• [PROVIDED DATA]
— Start —
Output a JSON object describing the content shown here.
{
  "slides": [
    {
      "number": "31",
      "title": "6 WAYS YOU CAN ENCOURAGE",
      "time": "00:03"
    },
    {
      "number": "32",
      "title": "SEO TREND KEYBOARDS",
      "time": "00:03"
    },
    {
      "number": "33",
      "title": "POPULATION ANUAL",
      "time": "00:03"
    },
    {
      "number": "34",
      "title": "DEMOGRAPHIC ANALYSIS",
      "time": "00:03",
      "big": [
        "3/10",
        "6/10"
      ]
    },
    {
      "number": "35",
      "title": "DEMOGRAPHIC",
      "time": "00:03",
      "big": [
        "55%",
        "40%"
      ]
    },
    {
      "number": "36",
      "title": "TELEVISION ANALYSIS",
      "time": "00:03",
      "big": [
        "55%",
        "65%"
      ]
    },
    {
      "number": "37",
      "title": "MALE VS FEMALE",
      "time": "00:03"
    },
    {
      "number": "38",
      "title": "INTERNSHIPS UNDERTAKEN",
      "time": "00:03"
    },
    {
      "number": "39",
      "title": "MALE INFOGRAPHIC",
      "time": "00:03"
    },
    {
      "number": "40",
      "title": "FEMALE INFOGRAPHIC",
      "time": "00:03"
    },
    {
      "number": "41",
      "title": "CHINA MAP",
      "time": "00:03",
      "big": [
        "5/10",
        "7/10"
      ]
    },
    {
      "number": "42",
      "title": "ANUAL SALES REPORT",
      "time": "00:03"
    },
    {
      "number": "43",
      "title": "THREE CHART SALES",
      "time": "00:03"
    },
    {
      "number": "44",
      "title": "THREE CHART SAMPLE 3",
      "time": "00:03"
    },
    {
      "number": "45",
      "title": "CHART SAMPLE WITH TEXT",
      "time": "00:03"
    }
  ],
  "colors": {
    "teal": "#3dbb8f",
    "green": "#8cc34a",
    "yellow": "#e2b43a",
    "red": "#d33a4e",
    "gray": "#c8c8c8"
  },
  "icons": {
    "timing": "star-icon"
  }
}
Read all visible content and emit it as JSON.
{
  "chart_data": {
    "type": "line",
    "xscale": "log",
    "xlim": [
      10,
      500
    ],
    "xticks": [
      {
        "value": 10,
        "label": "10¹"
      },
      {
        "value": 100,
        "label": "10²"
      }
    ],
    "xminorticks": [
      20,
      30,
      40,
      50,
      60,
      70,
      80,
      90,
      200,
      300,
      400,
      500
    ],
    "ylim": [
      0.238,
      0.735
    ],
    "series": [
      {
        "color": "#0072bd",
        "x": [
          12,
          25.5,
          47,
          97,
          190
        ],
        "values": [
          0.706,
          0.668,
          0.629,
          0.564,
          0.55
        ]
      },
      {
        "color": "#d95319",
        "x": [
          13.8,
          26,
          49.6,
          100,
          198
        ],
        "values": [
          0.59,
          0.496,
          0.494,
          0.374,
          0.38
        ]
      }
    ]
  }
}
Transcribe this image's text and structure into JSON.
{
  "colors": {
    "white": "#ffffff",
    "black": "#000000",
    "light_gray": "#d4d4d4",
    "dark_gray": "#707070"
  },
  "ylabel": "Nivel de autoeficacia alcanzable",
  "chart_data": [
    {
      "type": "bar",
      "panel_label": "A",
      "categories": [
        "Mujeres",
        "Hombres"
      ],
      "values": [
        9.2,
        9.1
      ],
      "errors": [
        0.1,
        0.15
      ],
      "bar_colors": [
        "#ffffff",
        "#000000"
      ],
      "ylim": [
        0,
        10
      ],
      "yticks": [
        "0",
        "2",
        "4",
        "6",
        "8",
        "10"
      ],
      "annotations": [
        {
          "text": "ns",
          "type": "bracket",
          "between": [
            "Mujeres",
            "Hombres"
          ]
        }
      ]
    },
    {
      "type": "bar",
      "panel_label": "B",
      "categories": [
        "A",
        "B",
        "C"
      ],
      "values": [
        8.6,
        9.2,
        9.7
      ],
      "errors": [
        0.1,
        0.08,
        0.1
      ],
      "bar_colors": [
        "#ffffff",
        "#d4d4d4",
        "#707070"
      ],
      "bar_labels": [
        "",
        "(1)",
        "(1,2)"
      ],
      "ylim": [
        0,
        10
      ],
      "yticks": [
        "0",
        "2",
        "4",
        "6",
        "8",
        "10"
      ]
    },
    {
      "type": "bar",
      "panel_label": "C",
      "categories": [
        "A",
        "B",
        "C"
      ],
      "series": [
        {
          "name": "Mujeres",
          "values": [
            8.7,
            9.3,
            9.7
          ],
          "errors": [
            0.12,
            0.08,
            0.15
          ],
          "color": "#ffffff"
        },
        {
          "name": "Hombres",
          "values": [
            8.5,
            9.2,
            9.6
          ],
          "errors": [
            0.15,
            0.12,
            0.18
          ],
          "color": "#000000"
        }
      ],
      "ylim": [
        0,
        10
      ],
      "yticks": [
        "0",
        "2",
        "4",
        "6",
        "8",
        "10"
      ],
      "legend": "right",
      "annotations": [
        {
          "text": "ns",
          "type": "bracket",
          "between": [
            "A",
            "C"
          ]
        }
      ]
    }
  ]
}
— End —
• [PROBLEM] Faithfully copy every entry, leaving nothing out.

• [SOLVED PROBLEM]
Output a JSON object describing the content shown here.
{
  "slides": [
    {
      "number": "31",
      "title": "6 WAYS YOU CAN ENCOURAGE",
      "time": "00:03"
    },
    {
      "number": "32",
      "title": "SEO TREND KEYBOARDS",
      "time": "00:03"
    },
    {
      "number": "33",
      "title": "POPULATION ANUAL",
      "time": "00:03"
    },
    {
      "number": "34",
      "title": "DEMOGRAPHIC ANALYSIS",
      "time": "00:03",
      "big": [
        "3/10",
        "6/10"
      ]
    },
    {
      "number": "35",
      "title": "DEMOGRAPHIC",
      "time": "00:03",
      "big": [
        "55%",
        "40%"
      ]
    },
    {
      "number": "36",
      "title": "TELEVISION ANALYSIS",
      "time": "00:03",
      "big": [
        "55%",
        "65%"
      ]
    },
    {
      "number": "37",
      "title": "MALE VS FEMALE",
      "time": "00:03"
    },
    {
      "number": "38",
      "title": "INTERNSHIPS UNDERTAKEN",
      "time": "00:03"
    },
    {
      "number": "39",
      "title": "MALE INFOGRAPHIC",
      "time": "00:03"
    },
    {
      "number": "40",
      "title": "FEMALE INFOGRAPHIC",
      "time": "00:03"
    },
    {
      "number": "41",
      "title": "CHINA MAP",
      "time": "00:03",
      "big": [
        "5/10",
        "7/10"
      ]
    },
    {
      "number": "42",
      "title": "ANUAL SALES REPORT",
      "time": "00:03"
    },
    {
      "number": "43",
      "title": "THREE CHART SALES",
      "time": "00:03"
    },
    {
      "number": "44",
      "title": "THREE CHART SAMPLE 3",
      "time": "00:03"
    },
    {
      "number": "45",
      "title": "CHART SAMPLE WITH TEXT",
      "time": "00:03"
    }
  ],
  "colors": {
    "teal": "#3dbb8f",
    "green": "#8cc34a",
    "yellow": "#e2b43a",
    "red": "#d33a4e",
    "gray": "#c8c8c8"
  },
  "icons": {
    "timing": "star-icon"
  }
}
Read all visible content and emit it as JSON.
{
  "chart_data": {
    "type": "line",
    "xscale": "log",
    "xlim": [
      10,
      500
    ],
    "xticks": [
      {
        "value": 10,
        "label": "10¹"
      },
      {
        "value": 100,
        "label": "10²"
      }
    ],
    "xminorticks": [
      20,
      30,
      40,
      50,
      60,
      70,
      80,
      90,
      200,
      300,
      400,
      500
    ],
    "ylim": [
      0.238,
      0.735
    ],
    "series": [
      {
        "color": "#0072bd",
        "x": [
          12,
          25.5,
          47,
          97,
          190
        ],
        "values": [
          0.706,
          0.668,
          0.629,
          0.564,
          0.55
        ]
      },
      {
        "color": "#d95319",
        "x": [
          13.8,
          26,
          49.6,
          100,
          198
        ],
        "values": [
          0.59,
          0.496,
          0.494,
          0.374,
          0.38
        ]
      }
    ]
  }
}
Transcribe this image's text and structure into JSON.
{
  "colors": {
    "white": "#ffffff",
    "black": "#000000",
    "light_gray": "#d4d4d4",
    "dark_gray": "#707070"
  },
  "ylabel": "Nivel de autoeficacia alcanzable",
  "chart_data": [
    {
      "type": "bar",
      "panel_label": "A",
      "categories": [
        "Mujeres",
        "Hombres"
      ],
      "values": [
        9.2,
        9.1
      ],
      "errors": [
        0.1,
        0.15
      ],
      "bar_colors": [
        "#ffffff",
        "#000000"
      ],
      "ylim": [
        0,
        10
      ],
      "yticks": [
        "0",
        "2",
        "4",
        "6",
        "8",
        "10"
      ],
      "annotations": [
        {
          "text": "ns",
          "type": "bracket",
          "between": [
            "Mujeres",
            "Hombres"
          ]
        }
      ]
    },
    {
      "type": "bar",
      "panel_label": "B",
      "categories": [
        "A",
        "B",
        "C"
      ],
      "values": [
        8.6,
        9.2,
        9.7
      ],
      "errors": [
        0.1,
        0.08,
        0.1
      ],
      "bar_colors": [
        "#ffffff",
        "#d4d4d4",
        "#707070"
      ],
      "bar_labels": [
        "",
        "(1)",
        "(1,2)"
      ],
      "ylim": [
        0,
        10
      ],
      "yticks": [
        "0",
        "2",
        "4",
        "6",
        "8",
        "10"
      ]
    },
    {
      "type": "bar",
      "panel_label": "C",
      "categories": [
        "A",
        "B",
        "C"
      ],
      "series": [
        {
          "name": "Mujeres",
          "values": [
            8.7,
            9.3,
            9.7
          ],
          "errors": [
            0.12,
            0.08,
            0.15
          ],
          "color": "#ffffff"
        },
        {
          "name": "Hombres",
          "values": [
            8.5,
            9.2,
            9.6
          ],
          "errors": [
            0.15,
            0.12,
            0.18
          ],
          "color": "#000000"
        }
      ],
      "ylim": [
        0,
        10
      ],
      "yticks": [
        "0",
        "2",
        "4",
        "6",
        "8",
        "10"
      ],
      "legend": "right",
      "annotations": [
        {
          "text": "ns",
          "type": "bracket",
          "between": [
            "A",
            "C"
          ]
        }
      ]
    }
  ]
}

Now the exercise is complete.